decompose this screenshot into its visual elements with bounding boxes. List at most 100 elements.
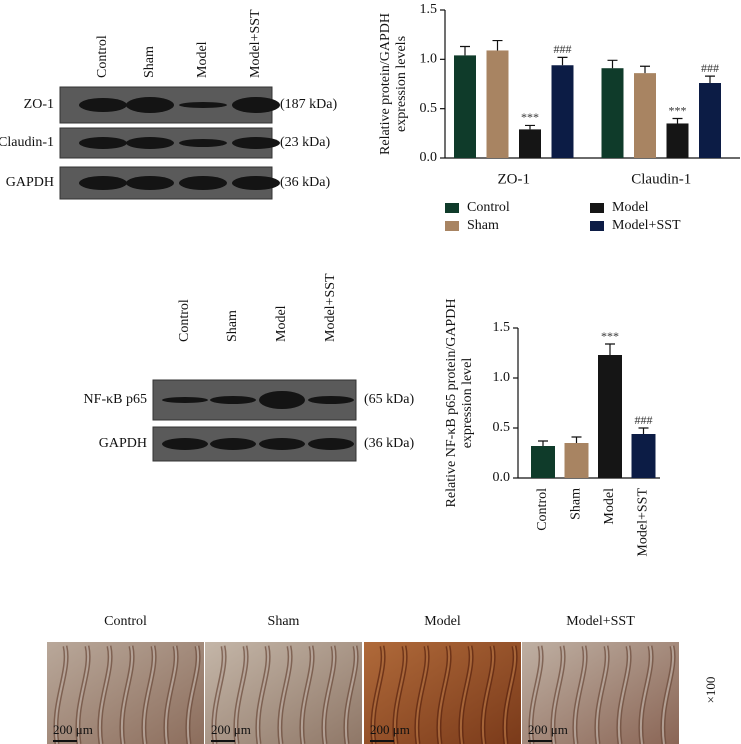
- blot-band: [126, 137, 174, 149]
- row-label: Claudin-1: [0, 135, 54, 150]
- legend-label: Model+SST: [612, 218, 681, 233]
- panel-title: Model: [424, 614, 461, 629]
- scale-label: 200 μm: [211, 722, 251, 737]
- blot-band: [232, 97, 280, 113]
- error-bar: [607, 59, 618, 69]
- blot-band: [308, 396, 354, 404]
- bar: [531, 446, 555, 478]
- significance-label: ***: [521, 110, 539, 124]
- blot-band: [179, 176, 227, 190]
- x-tick-label: ZO-1: [498, 171, 531, 187]
- x-tick-label: Model: [602, 488, 617, 525]
- blot-band: [79, 176, 127, 190]
- blot-band: [79, 137, 127, 149]
- bar: [666, 123, 689, 158]
- tissue-villi-core: [54, 645, 200, 744]
- error-bar: [638, 427, 649, 434]
- blot-band: [210, 438, 256, 450]
- row-label: ZO-1: [24, 97, 54, 112]
- panel-title: Control: [104, 614, 147, 629]
- y-axis-label: Relative protein/GAPDH: [378, 13, 393, 155]
- bar: [454, 55, 476, 158]
- tissue-villi-core: [212, 645, 358, 744]
- panel-title: Sham: [268, 614, 300, 629]
- row-size: (23 kDa): [280, 135, 330, 150]
- lane-label: Sham: [142, 46, 157, 78]
- bar: [631, 434, 656, 478]
- scale-label: 200 μm: [528, 722, 568, 737]
- legend-swatch: [445, 203, 459, 213]
- row-label: NF-κB p65: [84, 392, 147, 407]
- error-bar: [492, 39, 503, 51]
- significance-label: ###: [635, 413, 653, 427]
- legend-label: Control: [467, 200, 510, 215]
- blot-band: [308, 438, 354, 450]
- significance-label: ***: [669, 103, 687, 117]
- blot-band: [259, 391, 305, 409]
- legend-label: Sham: [467, 218, 499, 233]
- error-bar: [672, 117, 683, 124]
- legend-swatch: [445, 221, 459, 231]
- blot-band: [126, 97, 174, 113]
- legend-label: Model: [612, 200, 649, 215]
- row-size: (65 kDa): [364, 392, 414, 407]
- lane-label: Control: [177, 299, 192, 342]
- x-tick-label: Control: [535, 488, 550, 531]
- blot-band: [232, 176, 280, 190]
- lane-label: Sham: [225, 310, 240, 342]
- y-tick-label: 0.0: [493, 470, 511, 485]
- blot-band: [232, 137, 280, 149]
- blot-band: [179, 102, 227, 108]
- error-bar: [525, 124, 535, 130]
- row-size: (36 kDa): [280, 175, 330, 190]
- magnification: ×100: [703, 677, 718, 704]
- y-tick-label: 1.5: [420, 2, 438, 17]
- x-tick-label: Claudin-1: [631, 171, 691, 187]
- y-tick-label: 1.0: [493, 370, 511, 385]
- bar: [519, 129, 541, 158]
- tissue-villi-core: [371, 645, 517, 744]
- significance-label: ###: [701, 61, 719, 75]
- legend-swatch: [590, 221, 604, 231]
- error-bar: [705, 75, 715, 84]
- y-tick-label: 1.0: [420, 52, 438, 67]
- blot-band: [162, 438, 208, 450]
- error-bar: [605, 343, 615, 355]
- y-axis-label: expression levels: [394, 36, 409, 132]
- error-bar: [557, 56, 568, 66]
- bar: [601, 68, 624, 158]
- blot-band: [210, 396, 256, 404]
- row-size: (187 kDa): [280, 97, 337, 112]
- scale-label: 200 μm: [53, 722, 93, 737]
- tissue-villi-core: [529, 645, 675, 744]
- significance-label: ***: [601, 329, 619, 343]
- lane-label: Model+SST: [248, 9, 263, 78]
- bar: [634, 73, 656, 158]
- y-tick-label: 1.5: [493, 320, 511, 335]
- error-bar: [571, 436, 582, 443]
- y-axis-label: expression level: [460, 358, 475, 449]
- bar: [551, 65, 574, 158]
- lane-label: Model: [274, 305, 289, 342]
- lane-label: Model: [195, 41, 210, 78]
- y-tick-label: 0.5: [493, 420, 511, 435]
- blot-band: [259, 438, 305, 450]
- scale-label: 200 μm: [370, 722, 410, 737]
- error-bar: [640, 65, 650, 74]
- blot-band: [179, 139, 227, 147]
- row-label: GAPDH: [99, 436, 147, 451]
- blot-band: [126, 176, 174, 190]
- row-label: GAPDH: [6, 175, 54, 190]
- panel-title: Model+SST: [566, 614, 635, 629]
- significance-label: ###: [554, 42, 572, 56]
- lane-label: Model+SST: [323, 273, 338, 342]
- y-tick-label: 0.5: [420, 101, 438, 116]
- error-bar: [460, 45, 470, 56]
- bar: [699, 83, 721, 158]
- y-tick-label: 0.0: [420, 150, 438, 165]
- y-axis-label: Relative NF-κB p65 protein/GAPDH: [444, 299, 459, 508]
- bar: [486, 50, 509, 158]
- blot-band: [79, 98, 127, 112]
- legend-swatch: [590, 203, 604, 213]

##############################

→ **Task statement**:
Reproduce every entry word for word, but skip any pictures.

→ **Output of the exercise**:
decompose this screenshot into its visual elements with bounding boxes. List at most 100 elements.
- blot-band: [126, 137, 174, 149]
- row-label: Claudin-1: [0, 135, 54, 150]
- legend-label: Model+SST: [612, 218, 681, 233]
- panel-title: Model: [424, 614, 461, 629]
- scale-label: 200 μm: [211, 722, 251, 737]
- blot-band: [232, 97, 280, 113]
- error-bar: [607, 59, 618, 69]
- blot-band: [308, 396, 354, 404]
- bar: [531, 446, 555, 478]
- significance-label: ***: [521, 110, 539, 124]
- blot-band: [179, 176, 227, 190]
- x-tick-label: ZO-1: [498, 171, 531, 187]
- x-tick-label: Model: [602, 488, 617, 525]
- blot-band: [79, 176, 127, 190]
- blot-band: [79, 137, 127, 149]
- bar: [666, 123, 689, 158]
- tissue-villi-core: [54, 645, 200, 744]
- error-bar: [638, 427, 649, 434]
- blot-band: [210, 438, 256, 450]
- row-label: ZO-1: [24, 97, 54, 112]
- panel-title: Control: [104, 614, 147, 629]
- y-axis-label: Relative protein/GAPDH: [378, 13, 393, 155]
- bar: [454, 55, 476, 158]
- tissue-villi-core: [212, 645, 358, 744]
- panel-title: Sham: [268, 614, 300, 629]
- row-size: (23 kDa): [280, 135, 330, 150]
- lane-label: Sham: [142, 46, 157, 78]
- bar: [631, 434, 656, 478]
- scale-label: 200 μm: [528, 722, 568, 737]
- legend-swatch: [445, 203, 459, 213]
- row-label: NF-κB p65: [84, 392, 147, 407]
- error-bar: [492, 39, 503, 51]
- significance-label: ###: [635, 413, 653, 427]
- legend-label: Control: [467, 200, 510, 215]
- blot-band: [308, 438, 354, 450]
- significance-label: ***: [669, 103, 687, 117]
- blot-band: [259, 391, 305, 409]
- legend-label: Sham: [467, 218, 499, 233]
- error-bar: [672, 117, 683, 124]
- legend-swatch: [445, 221, 459, 231]
- blot-band: [126, 97, 174, 113]
- legend-label: Model: [612, 200, 649, 215]
- row-size: (65 kDa): [364, 392, 414, 407]
- lane-label: Control: [177, 299, 192, 342]
- x-tick-label: Control: [535, 488, 550, 531]
- blot-band: [232, 176, 280, 190]
- lane-label: Sham: [225, 310, 240, 342]
- y-tick-label: 0.0: [493, 470, 511, 485]
- blot-band: [232, 137, 280, 149]
- blot-band: [179, 102, 227, 108]
- error-bar: [525, 124, 535, 130]
- row-size: (36 kDa): [280, 175, 330, 190]
- magnification: ×100: [703, 677, 718, 704]
- y-tick-label: 1.5: [420, 2, 438, 17]
- x-tick-label: Claudin-1: [631, 171, 691, 187]
- y-tick-label: 1.0: [493, 370, 511, 385]
- bar: [519, 129, 541, 158]
- tissue-villi-core: [371, 645, 517, 744]
- significance-label: ###: [701, 61, 719, 75]
- legend-swatch: [590, 221, 604, 231]
- error-bar: [705, 75, 715, 84]
- y-tick-label: 1.0: [420, 52, 438, 67]
- blot-band: [162, 438, 208, 450]
- error-bar: [605, 343, 615, 355]
- y-axis-label: expression levels: [394, 36, 409, 132]
- error-bar: [557, 56, 568, 66]
- bar: [601, 68, 624, 158]
- blot-band: [210, 396, 256, 404]
- row-size: (187 kDa): [280, 97, 337, 112]
- scale-label: 200 μm: [53, 722, 93, 737]
- tissue-villi-core: [529, 645, 675, 744]
- significance-label: ***: [601, 329, 619, 343]
- lane-label: Model+SST: [248, 9, 263, 78]
- bar: [634, 73, 656, 158]
- y-tick-label: 1.5: [493, 320, 511, 335]
- error-bar: [571, 436, 582, 443]
- y-axis-label: expression level: [460, 358, 475, 449]
- bar: [551, 65, 574, 158]
- lane-label: Model: [274, 305, 289, 342]
- lane-label: Model: [195, 41, 210, 78]
- y-tick-label: 0.5: [493, 420, 511, 435]
- blot-band: [259, 438, 305, 450]
- scale-label: 200 μm: [370, 722, 410, 737]
- error-bar: [640, 65, 650, 74]
- blot-band: [179, 139, 227, 147]
- row-label: GAPDH: [99, 436, 147, 451]
- blot-band: [126, 176, 174, 190]
- row-label: GAPDH: [6, 175, 54, 190]
- panel-title: Model+SST: [566, 614, 635, 629]
- significance-label: ###: [554, 42, 572, 56]
- lane-label: Model+SST: [323, 273, 338, 342]
- y-tick-label: 0.5: [420, 101, 438, 116]
- error-bar: [460, 45, 470, 56]
- bar: [699, 83, 721, 158]
- y-tick-label: 0.0: [420, 150, 438, 165]
- y-axis-label: Relative NF-κB p65 protein/GAPDH: [444, 299, 459, 508]
- bar: [486, 50, 509, 158]
- blot-band: [79, 98, 127, 112]
- legend-swatch: [590, 203, 604, 213]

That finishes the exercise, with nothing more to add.